▶ _Excerpt to read_
Liability of the First Defendant

  1. The First Defendant worked at TLC from March 2007 until August/September 2009 when the company came under external administration. She remained listed as a director until January 2010.

  1. In respect of the First Defendant Buddin J made these findings:

[150] The first defendant had a demonstrably clear connection to TLC and its activities. First, she was paid substantial sums of money by the company. In total she earned nearly $250,000 for the 2007-2008 and 2008-2009 financial years. Between January 2009 and January 2010 she was listed as the company's sole director. Secondly, there is an overwhelming body of evidence that a number of clients had direct contact with her, some of whom met her face to face on 'grooming weekends'. Moreover, the business records of TLC do not indicate that there was anyone else named Hollie working for the company. At least seven clients, Stuart Childs, Damien Clear, Thomas Gunthorpe, Clifford Kopp, Wayne Robson, Sundara Rengasamy and Alan Young provided direct evidence that the first defendant actually pressured them into paying money to TLC. She also made numerous other misrepresentations. Moreover, that body of evidence is supported by the accounts provided by TLC's ex-employees, Jessica Allison and Tracey Rutledge, which demonstrate that the first defendant's involvement in the relevant activities of TLC was at a high level. I accept that she could be described as the 'human face' of TLC and that she deliberately set out to win the trust of the clients whom she then manipulated in order to obtain money from them. In short, she was a central player in TLC's activities during the time that she worked there. The only inference which is available is that she well knew not only that TLC was engaging in misleading or deceptive conduct as well as unconscionable conduct but that she, as its agent, was by her own actions also so engaged. Putting the matter another way, the first defendant was "knowingly concerned in, or party to, the contravention[s]" of the Act by TLC.
[151] Finally, I observe that none of the plaintiff's evidence has been tested. Furthermore, there is nothing on the face of the evidence which would incline me not to accept it. Nor, as I have said, has the first defendant given, or adduced any evidence of her own. Since no explanation has been advanced for the failure to do so, it is appropriate to draw a "Jones v Dunkel" inference. See generally, Galea v Bagtrans Pty Limited [2010] NSWCA 350 per Allsop P [at para 2]; per Hodgson JA [at paras 50-61]; National Australia Bank Ltd v McCann [2010] NSWSC 766 per Davies J [at paras 72-4].

Liability of the Third Defendant

  1. In his judgment of 3 May 2011 Buddin J made these findings in relation to the Third Defendant:

[153] Considerable emphasis was placed by the plaintiff, in its submissions concerning the third defendant's liability, upon the orders made by Atkinson J which are set out in paragraph 4 of this judgment. It was submitted that given the nature, content and terms of those orders the third defendant had, in consenting to them, made an 'admission' within the meaning of the Evidence Act 1995 (NSW) . An 'admission' is defined as meaning a "previous representation" that is "adverse to the person's interest in the outcome of the proceeding". A "previous representation" is defined as "a representation made otherwise than in the course of giving evidence in the proceeding in which evidence of the representation is sought to be adduced". It was submitted that since the orders restrained him, and TLC, from engaging in the activities of an introduction agency and required them to pay considerable sums of money to nominated persons, it could be inferred that the first defendant was complicit in the activities of TLC as 'an introduction agency' at least as at 30 April 2003.

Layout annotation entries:

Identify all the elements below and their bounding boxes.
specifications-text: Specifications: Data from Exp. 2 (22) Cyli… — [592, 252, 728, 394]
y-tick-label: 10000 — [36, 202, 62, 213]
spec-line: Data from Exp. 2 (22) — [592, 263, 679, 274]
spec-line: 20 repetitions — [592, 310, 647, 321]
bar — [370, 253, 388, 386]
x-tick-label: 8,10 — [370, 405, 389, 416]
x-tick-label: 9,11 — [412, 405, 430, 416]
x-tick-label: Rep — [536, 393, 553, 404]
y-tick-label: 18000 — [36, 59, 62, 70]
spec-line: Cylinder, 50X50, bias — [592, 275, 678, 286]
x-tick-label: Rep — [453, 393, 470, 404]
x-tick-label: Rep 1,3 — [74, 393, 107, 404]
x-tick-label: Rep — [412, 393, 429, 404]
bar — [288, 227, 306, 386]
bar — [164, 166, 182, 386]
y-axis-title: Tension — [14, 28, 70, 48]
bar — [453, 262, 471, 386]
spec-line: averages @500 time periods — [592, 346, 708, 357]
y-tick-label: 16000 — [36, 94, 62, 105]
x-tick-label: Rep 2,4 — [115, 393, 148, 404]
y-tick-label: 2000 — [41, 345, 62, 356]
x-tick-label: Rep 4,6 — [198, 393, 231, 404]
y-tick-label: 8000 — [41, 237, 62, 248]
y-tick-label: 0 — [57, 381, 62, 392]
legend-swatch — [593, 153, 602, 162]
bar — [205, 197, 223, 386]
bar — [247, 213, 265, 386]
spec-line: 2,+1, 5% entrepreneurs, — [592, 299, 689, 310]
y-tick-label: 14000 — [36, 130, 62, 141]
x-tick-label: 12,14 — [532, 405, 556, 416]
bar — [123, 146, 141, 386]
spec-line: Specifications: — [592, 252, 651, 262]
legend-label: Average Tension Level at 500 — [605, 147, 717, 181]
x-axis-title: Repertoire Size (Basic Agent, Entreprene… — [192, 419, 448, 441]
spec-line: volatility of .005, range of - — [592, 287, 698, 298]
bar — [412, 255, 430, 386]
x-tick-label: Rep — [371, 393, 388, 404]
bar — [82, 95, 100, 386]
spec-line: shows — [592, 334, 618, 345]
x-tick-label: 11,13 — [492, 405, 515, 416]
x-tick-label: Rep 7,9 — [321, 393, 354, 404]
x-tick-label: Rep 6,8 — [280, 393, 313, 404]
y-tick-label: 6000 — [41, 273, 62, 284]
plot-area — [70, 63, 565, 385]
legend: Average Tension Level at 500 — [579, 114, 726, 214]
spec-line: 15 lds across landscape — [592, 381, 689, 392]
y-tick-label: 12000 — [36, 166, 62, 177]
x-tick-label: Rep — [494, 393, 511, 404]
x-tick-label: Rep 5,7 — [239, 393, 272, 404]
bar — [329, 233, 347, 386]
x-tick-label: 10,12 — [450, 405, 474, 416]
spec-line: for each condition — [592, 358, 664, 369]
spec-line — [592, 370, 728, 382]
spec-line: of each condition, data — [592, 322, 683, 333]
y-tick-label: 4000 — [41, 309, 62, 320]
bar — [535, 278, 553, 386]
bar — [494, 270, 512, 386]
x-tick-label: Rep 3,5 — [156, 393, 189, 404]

▶ _The tasks_
1 – According to the judgment excerpt, how much did the First Defendant earn in total for the 2007-2008 and 2008-2009 financial years?
2 – Please echo the judgment excerpt word for word, everything from "Liability of the First" down to "until January 2010.".
The entries are not needed here.

▶ _Answers for the exercise_
1 – Nearly $250,000.

2 –
Liability of the First Defendant

  1. The First Defendant worked at TLC from March 2007 until August/September 2009 when the company came under external administration. She remained listed as a director until January 2010.